*Materials provided*
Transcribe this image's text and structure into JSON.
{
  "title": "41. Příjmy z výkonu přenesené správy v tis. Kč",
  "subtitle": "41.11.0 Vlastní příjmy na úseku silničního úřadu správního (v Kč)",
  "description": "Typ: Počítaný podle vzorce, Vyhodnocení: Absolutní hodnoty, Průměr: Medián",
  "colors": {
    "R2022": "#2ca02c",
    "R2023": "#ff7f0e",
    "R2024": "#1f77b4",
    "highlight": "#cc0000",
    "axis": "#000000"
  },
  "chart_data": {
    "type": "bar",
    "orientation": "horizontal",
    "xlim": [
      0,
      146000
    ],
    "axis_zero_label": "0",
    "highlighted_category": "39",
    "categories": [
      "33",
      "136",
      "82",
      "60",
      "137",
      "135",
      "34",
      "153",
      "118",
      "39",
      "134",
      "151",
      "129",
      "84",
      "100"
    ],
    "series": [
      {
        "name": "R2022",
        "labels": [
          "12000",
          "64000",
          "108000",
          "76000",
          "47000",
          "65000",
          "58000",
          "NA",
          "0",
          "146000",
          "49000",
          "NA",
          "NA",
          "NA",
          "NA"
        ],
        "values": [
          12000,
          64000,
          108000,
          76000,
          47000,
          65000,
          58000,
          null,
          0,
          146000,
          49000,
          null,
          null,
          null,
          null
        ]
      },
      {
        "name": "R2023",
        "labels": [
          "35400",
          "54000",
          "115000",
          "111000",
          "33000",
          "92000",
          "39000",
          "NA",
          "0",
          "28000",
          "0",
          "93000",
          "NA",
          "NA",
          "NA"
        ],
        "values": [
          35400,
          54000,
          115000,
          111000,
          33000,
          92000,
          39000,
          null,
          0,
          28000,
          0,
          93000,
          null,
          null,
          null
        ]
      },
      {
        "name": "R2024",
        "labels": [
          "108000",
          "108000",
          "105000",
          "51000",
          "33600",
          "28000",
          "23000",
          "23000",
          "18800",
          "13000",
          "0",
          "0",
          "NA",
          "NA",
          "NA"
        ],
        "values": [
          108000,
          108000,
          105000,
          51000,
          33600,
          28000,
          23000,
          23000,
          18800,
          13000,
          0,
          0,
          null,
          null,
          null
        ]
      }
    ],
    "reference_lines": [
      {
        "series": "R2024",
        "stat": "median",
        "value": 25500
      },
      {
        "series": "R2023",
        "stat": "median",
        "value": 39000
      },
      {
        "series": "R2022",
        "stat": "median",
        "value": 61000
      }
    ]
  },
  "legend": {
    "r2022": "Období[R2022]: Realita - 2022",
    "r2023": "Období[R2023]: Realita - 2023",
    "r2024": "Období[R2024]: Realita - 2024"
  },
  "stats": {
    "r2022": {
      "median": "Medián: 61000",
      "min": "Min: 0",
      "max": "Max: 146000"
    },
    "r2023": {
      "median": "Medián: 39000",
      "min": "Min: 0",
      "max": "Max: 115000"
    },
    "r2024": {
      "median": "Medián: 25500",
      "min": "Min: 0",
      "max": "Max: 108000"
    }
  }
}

*Task brief*
Write out every line of the material again, exactly as it reads.

*Full solution*
Transcribe this image's text and structure into JSON.
{
  "title": "41. Příjmy z výkonu přenesené správy v tis. Kč",
  "subtitle": "41.11.0 Vlastní příjmy na úseku silničního úřadu správního (v Kč)",
  "description": "Typ: Počítaný podle vzorce, Vyhodnocení: Absolutní hodnoty, Průměr: Medián",
  "colors": {
    "R2022": "#2ca02c",
    "R2023": "#ff7f0e",
    "R2024": "#1f77b4",
    "highlight": "#cc0000",
    "axis": "#000000"
  },
  "chart_data": {
    "type": "bar",
    "orientation": "horizontal",
    "xlim": [
      0,
      146000
    ],
    "axis_zero_label": "0",
    "highlighted_category": "39",
    "categories": [
      "33",
      "136",
      "82",
      "60",
      "137",
      "135",
      "34",
      "153",
      "118",
      "39",
      "134",
      "151",
      "129",
      "84",
      "100"
    ],
    "series": [
      {
        "name": "R2022",
        "labels": [
          "12000",
          "64000",
          "108000",
          "76000",
          "47000",
          "65000",
          "58000",
          "NA",
          "0",
          "146000",
          "49000",
          "NA",
          "NA",
          "NA",
          "NA"
        ],
        "values": [
          12000,
          64000,
          108000,
          76000,
          47000,
          65000,
          58000,
          null,
          0,
          146000,
          49000,
          null,
          null,
          null,
          null
        ]
      },
      {
        "name": "R2023",
        "labels": [
          "35400",
          "54000",
          "115000",
          "111000",
          "33000",
          "92000",
          "39000",
          "NA",
          "0",
          "28000",
          "0",
          "93000",
          "NA",
          "NA",
          "NA"
        ],
        "values": [
          35400,
          54000,
          115000,
          111000,
          33000,
          92000,
          39000,
          null,
          0,
          28000,
          0,
          93000,
          null,
          null,
          null
        ]
      },
      {
        "name": "R2024",
        "labels": [
          "108000",
          "108000",
          "105000",
          "51000",
          "33600",
          "28000",
          "23000",
          "23000",
          "18800",
          "13000",
          "0",
          "0",
          "NA",
          "NA",
          "NA"
        ],
        "values": [
          108000,
          108000,
          105000,
          51000,
          33600,
          28000,
          23000,
          23000,
          18800,
          13000,
          0,
          0,
          null,
          null,
          null
        ]
      }
    ],
    "reference_lines": [
      {
        "series": "R2024",
        "stat": "median",
        "value": 25500
      },
      {
        "series": "R2023",
        "stat": "median",
        "value": 39000
      },
      {
        "series": "R2022",
        "stat": "median",
        "value": 61000
      }
    ]
  },
  "legend": {
    "r2022": "Období[R2022]: Realita - 2022",
    "r2023": "Období[R2023]: Realita - 2023",
    "r2024": "Období[R2024]: Realita - 2024"
  },
  "stats": {
    "r2022": {
      "median": "Medián: 61000",
      "min": "Min: 0",
      "max": "Max: 146000"
    },
    "r2023": {
      "median": "Medián: 39000",
      "min": "Min: 0",
      "max": "Max: 115000"
    },
    "r2024": {
      "median": "Medián: 25500",
      "min": "Min: 0",
      "max": "Max: 108000"
    }
  }
}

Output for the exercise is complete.